Take the data that follows and retype it word for word.

##### Supplied data

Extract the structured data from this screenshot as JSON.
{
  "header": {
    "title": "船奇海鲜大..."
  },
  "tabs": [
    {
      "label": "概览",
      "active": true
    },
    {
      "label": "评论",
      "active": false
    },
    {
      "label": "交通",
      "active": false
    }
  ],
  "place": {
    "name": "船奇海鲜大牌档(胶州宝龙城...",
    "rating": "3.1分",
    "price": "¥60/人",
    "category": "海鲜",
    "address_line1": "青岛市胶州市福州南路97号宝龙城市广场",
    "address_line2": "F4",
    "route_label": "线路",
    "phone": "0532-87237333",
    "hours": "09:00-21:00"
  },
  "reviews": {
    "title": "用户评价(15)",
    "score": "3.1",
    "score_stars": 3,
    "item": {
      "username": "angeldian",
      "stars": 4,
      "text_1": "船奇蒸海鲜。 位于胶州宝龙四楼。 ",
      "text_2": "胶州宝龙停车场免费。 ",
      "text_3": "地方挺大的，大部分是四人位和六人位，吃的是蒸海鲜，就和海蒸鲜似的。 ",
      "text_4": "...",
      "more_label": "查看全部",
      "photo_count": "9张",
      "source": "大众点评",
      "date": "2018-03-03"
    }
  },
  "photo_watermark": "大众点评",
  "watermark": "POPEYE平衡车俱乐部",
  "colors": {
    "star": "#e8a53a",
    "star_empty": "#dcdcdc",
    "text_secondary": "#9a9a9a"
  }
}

##########

> [Final result]
Extract the structured data from this screenshot as JSON.
{
  "header": {
    "title": "船奇海鲜大..."
  },
  "tabs": [
    {
      "label": "概览",
      "active": true
    },
    {
      "label": "评论",
      "active": false
    },
    {
      "label": "交通",
      "active": false
    }
  ],
  "place": {
    "name": "船奇海鲜大牌档(胶州宝龙城...",
    "rating": "3.1分",
    "price": "¥60/人",
    "category": "海鲜",
    "address_line1": "青岛市胶州市福州南路97号宝龙城市广场",
    "address_line2": "F4",
    "route_label": "线路",
    "phone": "0532-87237333",
    "hours": "09:00-21:00"
  },
  "reviews": {
    "title": "用户评价(15)",
    "score": "3.1",
    "score_stars": 3,
    "item": {
      "username": "angeldian",
      "stars": 4,
      "text_1": "船奇蒸海鲜。 位于胶州宝龙四楼。 ",
      "text_2": "胶州宝龙停车场免费。 ",
      "text_3": "地方挺大的，大部分是四人位和六人位，吃的是蒸海鲜，就和海蒸鲜似的。 ",
      "text_4": "...",
      "more_label": "查看全部",
      "photo_count": "9张",
      "source": "大众点评",
      "date": "2018-03-03"
    }
  },
  "photo_watermark": "大众点评",
  "watermark": "POPEYE平衡车俱乐部",
  "colors": {
    "star": "#e8a53a",
    "star_empty": "#dcdcdc",
    "text_secondary": "#9a9a9a"
  }
}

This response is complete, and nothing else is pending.